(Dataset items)
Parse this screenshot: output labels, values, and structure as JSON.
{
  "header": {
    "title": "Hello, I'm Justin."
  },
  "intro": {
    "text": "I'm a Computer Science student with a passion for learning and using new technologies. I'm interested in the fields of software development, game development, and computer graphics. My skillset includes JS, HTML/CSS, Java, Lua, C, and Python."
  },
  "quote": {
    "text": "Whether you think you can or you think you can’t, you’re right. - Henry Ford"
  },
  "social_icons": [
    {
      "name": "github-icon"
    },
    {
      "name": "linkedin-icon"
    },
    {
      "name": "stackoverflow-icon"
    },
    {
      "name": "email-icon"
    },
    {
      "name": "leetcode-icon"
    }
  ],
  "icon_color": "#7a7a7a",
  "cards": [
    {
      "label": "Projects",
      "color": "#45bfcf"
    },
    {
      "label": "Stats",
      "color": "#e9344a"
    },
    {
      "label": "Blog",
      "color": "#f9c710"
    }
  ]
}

◆ **TO BE DONE**:
Each record above should be output again exactly.

◆ **SOLUTION TO THIS PROBLEM**:
Parse this screenshot: output labels, values, and structure as JSON.
{
  "header": {
    "title": "Hello, I'm Justin."
  },
  "intro": {
    "text": "I'm a Computer Science student with a passion for learning and using new technologies. I'm interested in the fields of software development, game development, and computer graphics. My skillset includes JS, HTML/CSS, Java, Lua, C, and Python."
  },
  "quote": {
    "text": "Whether you think you can or you think you can’t, you’re right. - Henry Ford"
  },
  "social_icons": [
    {
      "name": "github-icon"
    },
    {
      "name": "linkedin-icon"
    },
    {
      "name": "stackoverflow-icon"
    },
    {
      "name": "email-icon"
    },
    {
      "name": "leetcode-icon"
    }
  ],
  "icon_color": "#7a7a7a",
  "cards": [
    {
      "label": "Projects",
      "color": "#45bfcf"
    },
    {
      "label": "Stats",
      "color": "#e9344a"
    },
    {
      "label": "Blog",
      "color": "#f9c710"
    }
  ]
}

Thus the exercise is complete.